[Items from a dataset]
* BEGIN *

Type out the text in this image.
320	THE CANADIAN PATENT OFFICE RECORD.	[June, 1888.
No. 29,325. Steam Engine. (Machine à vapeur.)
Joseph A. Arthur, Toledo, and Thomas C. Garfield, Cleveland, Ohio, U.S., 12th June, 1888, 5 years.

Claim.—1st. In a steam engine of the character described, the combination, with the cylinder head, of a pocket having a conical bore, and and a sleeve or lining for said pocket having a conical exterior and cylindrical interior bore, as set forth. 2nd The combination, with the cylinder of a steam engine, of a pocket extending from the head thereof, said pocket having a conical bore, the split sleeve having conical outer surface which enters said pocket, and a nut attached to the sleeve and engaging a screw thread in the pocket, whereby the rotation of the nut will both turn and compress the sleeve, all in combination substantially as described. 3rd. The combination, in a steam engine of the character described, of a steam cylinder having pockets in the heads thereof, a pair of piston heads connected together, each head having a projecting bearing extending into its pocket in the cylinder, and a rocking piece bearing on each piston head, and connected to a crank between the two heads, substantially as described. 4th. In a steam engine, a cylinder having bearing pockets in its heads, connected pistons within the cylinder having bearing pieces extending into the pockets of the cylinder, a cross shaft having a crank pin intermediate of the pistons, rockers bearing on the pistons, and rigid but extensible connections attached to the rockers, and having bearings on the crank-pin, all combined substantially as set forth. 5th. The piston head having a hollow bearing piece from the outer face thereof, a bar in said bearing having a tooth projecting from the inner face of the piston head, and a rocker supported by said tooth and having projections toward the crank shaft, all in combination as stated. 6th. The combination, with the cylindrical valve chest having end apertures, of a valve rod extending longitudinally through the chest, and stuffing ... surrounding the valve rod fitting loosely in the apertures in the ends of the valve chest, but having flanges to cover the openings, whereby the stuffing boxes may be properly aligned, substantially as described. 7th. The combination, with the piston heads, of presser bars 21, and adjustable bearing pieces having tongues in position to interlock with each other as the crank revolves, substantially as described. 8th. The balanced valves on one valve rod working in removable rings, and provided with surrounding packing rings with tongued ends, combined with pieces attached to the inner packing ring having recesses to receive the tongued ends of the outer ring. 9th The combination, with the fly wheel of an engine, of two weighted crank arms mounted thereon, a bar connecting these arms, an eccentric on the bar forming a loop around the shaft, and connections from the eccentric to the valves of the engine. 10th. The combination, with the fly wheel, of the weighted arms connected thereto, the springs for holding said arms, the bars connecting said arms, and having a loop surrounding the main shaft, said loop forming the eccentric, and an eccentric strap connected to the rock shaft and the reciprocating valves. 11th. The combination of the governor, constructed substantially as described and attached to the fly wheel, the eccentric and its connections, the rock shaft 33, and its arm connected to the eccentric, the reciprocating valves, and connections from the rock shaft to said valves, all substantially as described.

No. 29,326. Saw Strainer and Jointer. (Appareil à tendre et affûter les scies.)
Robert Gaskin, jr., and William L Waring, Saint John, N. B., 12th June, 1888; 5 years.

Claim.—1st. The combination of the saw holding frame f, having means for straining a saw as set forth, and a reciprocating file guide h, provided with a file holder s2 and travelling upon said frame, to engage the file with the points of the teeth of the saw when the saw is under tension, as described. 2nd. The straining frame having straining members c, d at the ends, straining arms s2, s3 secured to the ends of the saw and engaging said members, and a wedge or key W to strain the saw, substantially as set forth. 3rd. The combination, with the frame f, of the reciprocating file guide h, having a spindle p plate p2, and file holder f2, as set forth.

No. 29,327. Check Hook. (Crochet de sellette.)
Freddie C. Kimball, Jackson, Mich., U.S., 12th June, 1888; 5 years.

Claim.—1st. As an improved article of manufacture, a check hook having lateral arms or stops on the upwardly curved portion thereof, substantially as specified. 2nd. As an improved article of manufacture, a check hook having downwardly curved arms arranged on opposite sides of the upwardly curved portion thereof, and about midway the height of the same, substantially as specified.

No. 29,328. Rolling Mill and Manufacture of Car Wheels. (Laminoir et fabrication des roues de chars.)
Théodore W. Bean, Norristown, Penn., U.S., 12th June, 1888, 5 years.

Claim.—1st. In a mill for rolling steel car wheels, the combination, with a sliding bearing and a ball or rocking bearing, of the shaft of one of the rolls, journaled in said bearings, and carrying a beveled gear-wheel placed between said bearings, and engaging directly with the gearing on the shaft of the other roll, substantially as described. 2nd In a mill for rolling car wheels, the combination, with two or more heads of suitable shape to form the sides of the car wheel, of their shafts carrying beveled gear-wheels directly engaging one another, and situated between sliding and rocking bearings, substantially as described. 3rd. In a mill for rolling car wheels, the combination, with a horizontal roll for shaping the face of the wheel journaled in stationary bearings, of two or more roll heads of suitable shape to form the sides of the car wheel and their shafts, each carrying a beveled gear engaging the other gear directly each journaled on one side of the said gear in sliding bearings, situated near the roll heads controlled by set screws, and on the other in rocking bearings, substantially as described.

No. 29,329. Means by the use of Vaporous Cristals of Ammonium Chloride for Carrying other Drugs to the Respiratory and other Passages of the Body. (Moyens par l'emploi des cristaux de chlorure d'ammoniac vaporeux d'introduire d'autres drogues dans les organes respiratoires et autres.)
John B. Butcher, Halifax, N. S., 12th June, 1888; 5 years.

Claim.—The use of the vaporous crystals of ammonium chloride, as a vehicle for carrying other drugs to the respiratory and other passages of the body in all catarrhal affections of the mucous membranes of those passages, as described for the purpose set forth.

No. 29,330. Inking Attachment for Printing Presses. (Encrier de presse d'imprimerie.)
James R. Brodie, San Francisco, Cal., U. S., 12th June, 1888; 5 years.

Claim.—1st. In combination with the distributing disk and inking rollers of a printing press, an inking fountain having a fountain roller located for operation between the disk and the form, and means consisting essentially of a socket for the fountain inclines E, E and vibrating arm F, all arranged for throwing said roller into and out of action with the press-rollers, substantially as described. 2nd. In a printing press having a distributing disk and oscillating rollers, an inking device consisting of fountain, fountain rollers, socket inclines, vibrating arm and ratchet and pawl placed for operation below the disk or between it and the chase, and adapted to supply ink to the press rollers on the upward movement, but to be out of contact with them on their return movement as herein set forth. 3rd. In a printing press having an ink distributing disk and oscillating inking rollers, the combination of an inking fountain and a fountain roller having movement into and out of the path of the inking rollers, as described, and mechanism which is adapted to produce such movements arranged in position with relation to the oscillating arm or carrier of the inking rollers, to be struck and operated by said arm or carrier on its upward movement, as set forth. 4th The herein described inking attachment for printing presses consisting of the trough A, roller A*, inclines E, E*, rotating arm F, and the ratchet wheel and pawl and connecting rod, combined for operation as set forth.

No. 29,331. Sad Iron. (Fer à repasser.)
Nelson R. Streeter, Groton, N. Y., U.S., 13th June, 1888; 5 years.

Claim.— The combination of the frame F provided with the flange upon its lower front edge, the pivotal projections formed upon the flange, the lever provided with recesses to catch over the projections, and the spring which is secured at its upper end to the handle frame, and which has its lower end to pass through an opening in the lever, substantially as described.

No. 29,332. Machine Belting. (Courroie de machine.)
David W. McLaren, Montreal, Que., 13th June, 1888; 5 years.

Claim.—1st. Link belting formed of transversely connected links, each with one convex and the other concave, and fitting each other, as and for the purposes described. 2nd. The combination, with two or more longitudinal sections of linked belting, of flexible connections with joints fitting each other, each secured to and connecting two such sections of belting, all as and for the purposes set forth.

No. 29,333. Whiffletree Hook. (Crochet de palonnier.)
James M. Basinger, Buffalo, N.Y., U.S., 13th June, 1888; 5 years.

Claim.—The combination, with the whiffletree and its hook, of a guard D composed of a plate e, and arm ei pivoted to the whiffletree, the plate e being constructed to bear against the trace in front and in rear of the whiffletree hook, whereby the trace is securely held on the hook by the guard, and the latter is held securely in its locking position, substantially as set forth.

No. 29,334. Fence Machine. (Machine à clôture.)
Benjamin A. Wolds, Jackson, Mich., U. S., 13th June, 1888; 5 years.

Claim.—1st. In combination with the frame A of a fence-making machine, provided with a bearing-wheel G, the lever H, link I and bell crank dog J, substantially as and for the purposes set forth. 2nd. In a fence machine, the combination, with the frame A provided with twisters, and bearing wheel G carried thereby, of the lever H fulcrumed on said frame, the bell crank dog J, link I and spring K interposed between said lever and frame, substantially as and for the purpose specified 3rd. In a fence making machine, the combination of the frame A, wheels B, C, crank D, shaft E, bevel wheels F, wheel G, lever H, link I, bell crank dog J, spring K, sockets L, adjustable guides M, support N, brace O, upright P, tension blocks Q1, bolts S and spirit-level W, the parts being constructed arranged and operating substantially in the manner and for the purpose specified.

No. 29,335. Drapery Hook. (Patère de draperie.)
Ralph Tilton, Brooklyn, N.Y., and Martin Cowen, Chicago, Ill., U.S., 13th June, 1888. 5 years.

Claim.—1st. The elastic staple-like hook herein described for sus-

* END *

**WHAT THE EXERCISE ASKS**
In the records, locate each line holding the string "Mich" and copy it.

**RESPONSE BELOW**
Freddie C. Kimball, Jackson, Mich., U.S., 12th June, 1888; 5 years.
Benjamin A. Wolds, Jackson, Mich., U. S., 13th June, 1888; 5 years.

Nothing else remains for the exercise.